■ **PROBLEM DETAILS**
Rewrite every line in the entries below as one numbered list, skipping any blank lines. Leave the pictures out of your answer.

* BEGIN *

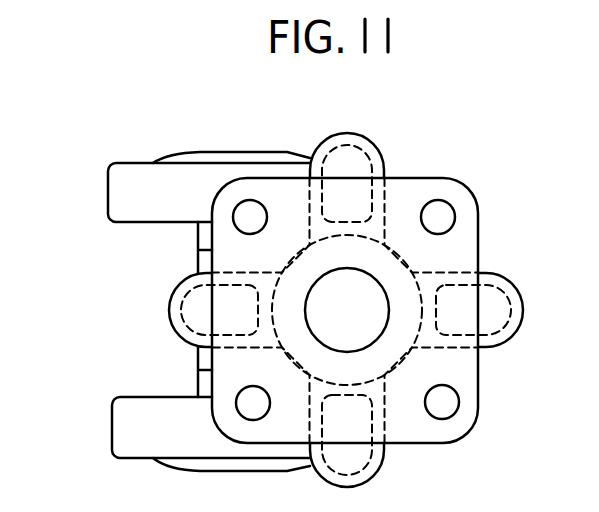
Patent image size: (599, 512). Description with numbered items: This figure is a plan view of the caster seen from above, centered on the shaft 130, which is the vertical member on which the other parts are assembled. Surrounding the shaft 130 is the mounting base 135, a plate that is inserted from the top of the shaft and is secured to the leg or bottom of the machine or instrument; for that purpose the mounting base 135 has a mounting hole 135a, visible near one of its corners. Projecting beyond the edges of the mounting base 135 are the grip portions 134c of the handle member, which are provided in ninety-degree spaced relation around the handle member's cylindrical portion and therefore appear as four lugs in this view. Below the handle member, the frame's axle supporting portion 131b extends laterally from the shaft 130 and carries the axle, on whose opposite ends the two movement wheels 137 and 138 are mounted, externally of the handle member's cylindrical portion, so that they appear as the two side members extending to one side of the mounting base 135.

The shaft 130 is at (362, 323).
The axle supporting portion 131b is at (198, 262).
The grip portion 134c is at (366, 141).
The mounting base 135 is at (474, 200).
The mounting hole 135a is at (440, 214).
The wheel 137 is at (120, 191).
The wheel 138 is at (122, 428).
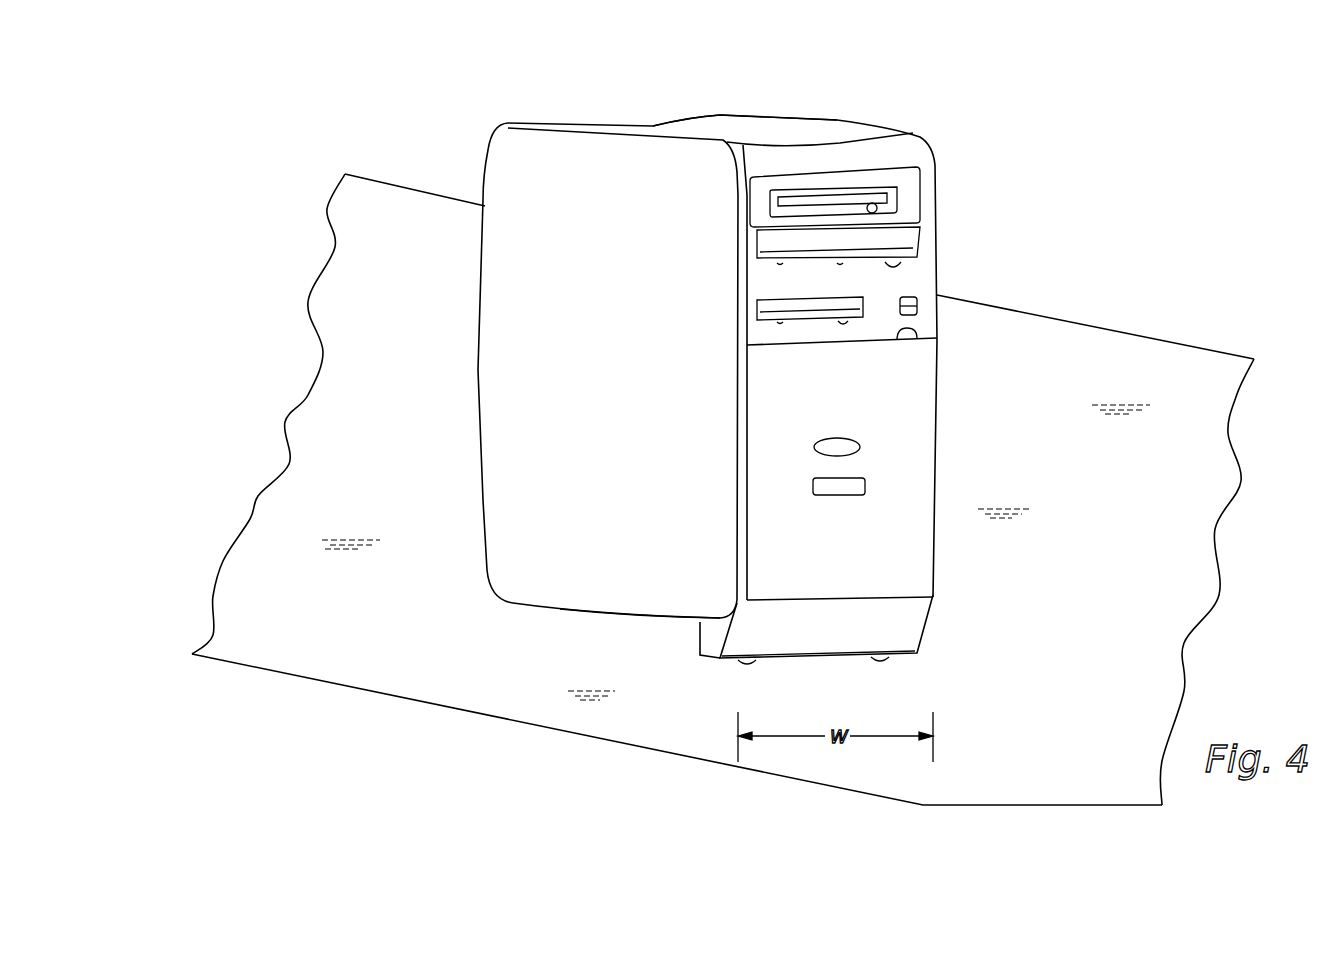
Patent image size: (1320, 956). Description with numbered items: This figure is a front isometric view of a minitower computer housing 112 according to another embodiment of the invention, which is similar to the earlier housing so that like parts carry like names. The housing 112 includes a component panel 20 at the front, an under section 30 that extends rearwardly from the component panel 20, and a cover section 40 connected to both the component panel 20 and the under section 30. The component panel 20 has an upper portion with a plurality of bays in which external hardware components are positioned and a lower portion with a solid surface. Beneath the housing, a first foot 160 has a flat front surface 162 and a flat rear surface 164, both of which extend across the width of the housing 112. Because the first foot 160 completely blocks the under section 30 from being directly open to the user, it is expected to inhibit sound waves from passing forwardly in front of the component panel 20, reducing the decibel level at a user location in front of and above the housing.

The minitower computer housing 112 is at (763, 68).
The component panel 20 is at (910, 368).
The cover section 40 is at (515, 392).
The under section 30 is at (607, 621).
The first foot 160 is at (821, 663).
The flat front surface 162 is at (893, 632).
The flat rear surface 164 is at (698, 640).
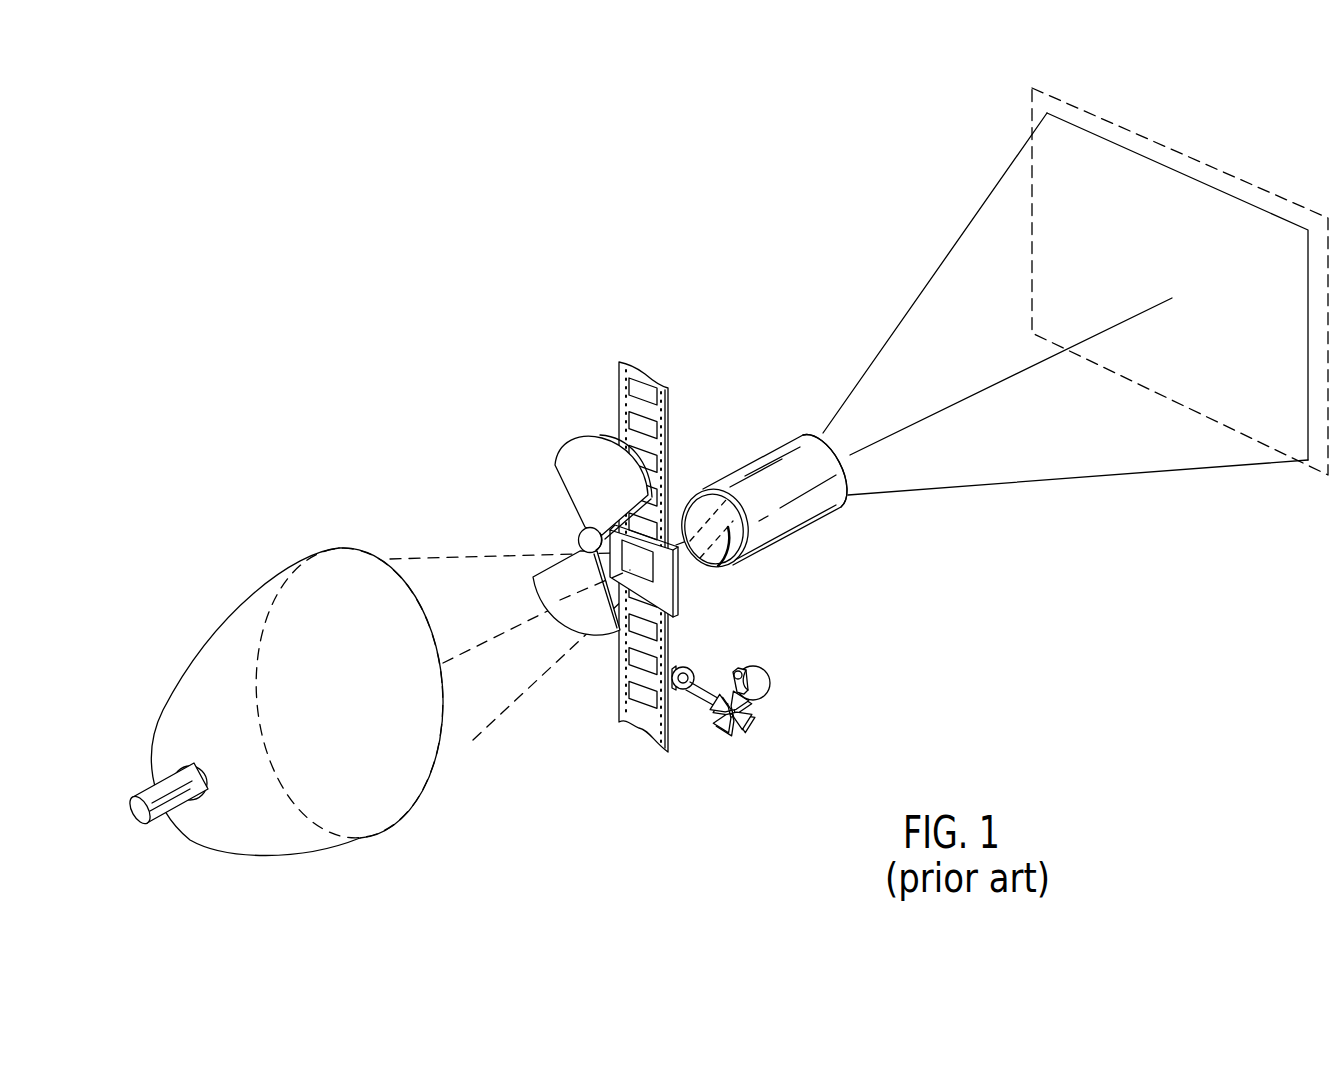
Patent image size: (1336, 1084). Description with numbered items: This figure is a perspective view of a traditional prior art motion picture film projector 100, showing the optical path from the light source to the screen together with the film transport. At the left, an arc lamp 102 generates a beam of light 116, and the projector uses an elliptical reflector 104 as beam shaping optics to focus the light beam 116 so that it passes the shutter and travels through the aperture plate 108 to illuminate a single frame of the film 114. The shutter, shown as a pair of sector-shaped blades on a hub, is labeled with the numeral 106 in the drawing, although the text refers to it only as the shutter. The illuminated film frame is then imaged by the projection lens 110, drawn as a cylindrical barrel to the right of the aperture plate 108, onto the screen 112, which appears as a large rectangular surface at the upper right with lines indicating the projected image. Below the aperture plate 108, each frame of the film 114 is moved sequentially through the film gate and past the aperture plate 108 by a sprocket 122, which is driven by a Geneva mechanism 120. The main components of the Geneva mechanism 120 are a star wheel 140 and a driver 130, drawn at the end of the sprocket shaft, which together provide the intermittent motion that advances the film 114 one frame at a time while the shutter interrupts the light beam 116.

The motion picture film projector 100 is at (402, 352).
The arc lamp 102 is at (156, 828).
The elliptical reflector 104 is at (401, 812).
The shutter 106 is at (568, 566).
The aperture plate 108 is at (680, 609).
The projection lens 110 is at (787, 447).
The screen 112 is at (1197, 160).
The film 114 is at (620, 391).
The beam of light 116 is at (597, 588).
The Geneva mechanism 120 is at (755, 725).
The sprocket 122 is at (682, 664).
The driver 130 is at (770, 680).
The star wheel 140 is at (751, 720).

* END *

■ **WRITTEN ANSWER**
1. Patent image size: (599, 512). Description with numbered items: This figure is a plan view of the caster seen from above, centered on the shaft 130, which is the vertical member on which the other parts are assembled. Surrounding the shaft 130 is the mounting base 135, a plate that is inserted from the top of the shaft and is secured to the leg or bottom of the machine or instrument; for that purpose the mounting base 135 has a mounting hole 135a, visible near one of its corners. Projecting beyond the edges of the mounting base 135 are the grip portions 134c of the handle member, which are provided in ninety-degree spaced relation around the handle member's cylindrical portion and therefore appear as four lugs in this view. Below the handle member, the frame's axle supporting portion 131b extends laterally from the shaft 130 and carries the axle, on whose opposite ends the two movement wheels 137 and 138 are mounted, externally of the handle member's cylindrical portion, so that they appear as the two side members extending to one side of the mounting base 135.
2. The shaft 130 is at (362, 323).
3. The axle supporting portion 131b is at (198, 262).
4. The grip portion 134c is at (366, 141).
5. The mounting base 135 is at (474, 200).
6. The mounting hole 135a is at (440, 214).
7. The wheel 137 is at (120, 191).
8. The wheel 138 is at (122, 428).
9. Patent image size: (1320, 956). Description with numbered items: This figure is a front isometric view of a minitower computer housing 112 according to another embodiment of the invention, which is similar to the earlier housing so that like parts carry like names. The housing 112 includes a component panel 20 at the front, an under section 30 that extends rearwardly from the component panel 20, and a cover section 40 connected to both the component panel 20 and the under section 30. The component panel 20 has an upper portion with a plurality of bays in which external hardware components are positioned and a lower portion with a solid surface. Beneath the housing, a first foot 160 has a flat front surface 162 and a flat rear surface 164, both of which extend across the width of the housing 112. Because the first foot 160 completely blocks the under section 30 from being directly open to the user, it is expected to inhibit sound waves from passing forwardly in front of the component panel 20, reducing the decibel level at a user location in front of and above the housing.
10. The minitower computer housing 112 is at (763, 68).
11. The component panel 20 is at (910, 368).
12. The cover section 40 is at (515, 392).
13. The under section 30 is at (607, 621).
14. The first foot 160 is at (821, 663).
15. The flat front surface 162 is at (893, 632).
16. The flat rear surface 164 is at (698, 640).
17. Patent image size: (1336, 1084). Description with numbered items: This figure is a perspective view of a traditional prior art motion picture film projector 100, showing the optical path from the light source to the screen together with the film transport. At the left, an arc lamp 102 generates a beam of light 116, and the projector uses an elliptical reflector 104 as beam shaping optics to focus the light beam 116 so that it passes the shutter and travels through the aperture plate 108 to illuminate a single frame of the film 114. The shutter, shown as a pair of sector-shaped blades on a hub, is labeled with the numeral 106 in the drawing, although the text refers to it only as the shutter. The illuminated film frame is then imaged by the projection lens 110, drawn as a cylindrical barrel to the right of the aperture plate 108, onto the screen 112, which appears as a large rectangular surface at the upper right with lines indicating the projected image. Below the aperture plate 108, each frame of the film 114 is moved sequentially through the film gate and past the aperture plate 108 by a sprocket 122, which is driven by a Geneva mechanism 120. The main components of the Geneva mechanism 120 are a star wheel 140 and a driver 130, drawn at the end of the sprocket shaft, which together provide the intermittent motion that advances the film 114 one frame at a time while the shutter interrupts the light beam 116.
18. The motion picture film projector 100 is at (402, 352).
19. The arc lamp 102 is at (156, 828).
20. The elliptical reflector 104 is at (401, 812).
21. The shutter 106 is at (568, 566).
22. The aperture plate 108 is at (680, 609).
23. The projection lens 110 is at (787, 447).
24. The screen 112 is at (1197, 160).
25. The film 114 is at (620, 391).
26. The beam of light 116 is at (597, 588).
27. The Geneva mechanism 120 is at (755, 725).
28. The sprocket 122 is at (682, 664).
29. The driver 130 is at (770, 680).
30. The star wheel 140 is at (751, 720).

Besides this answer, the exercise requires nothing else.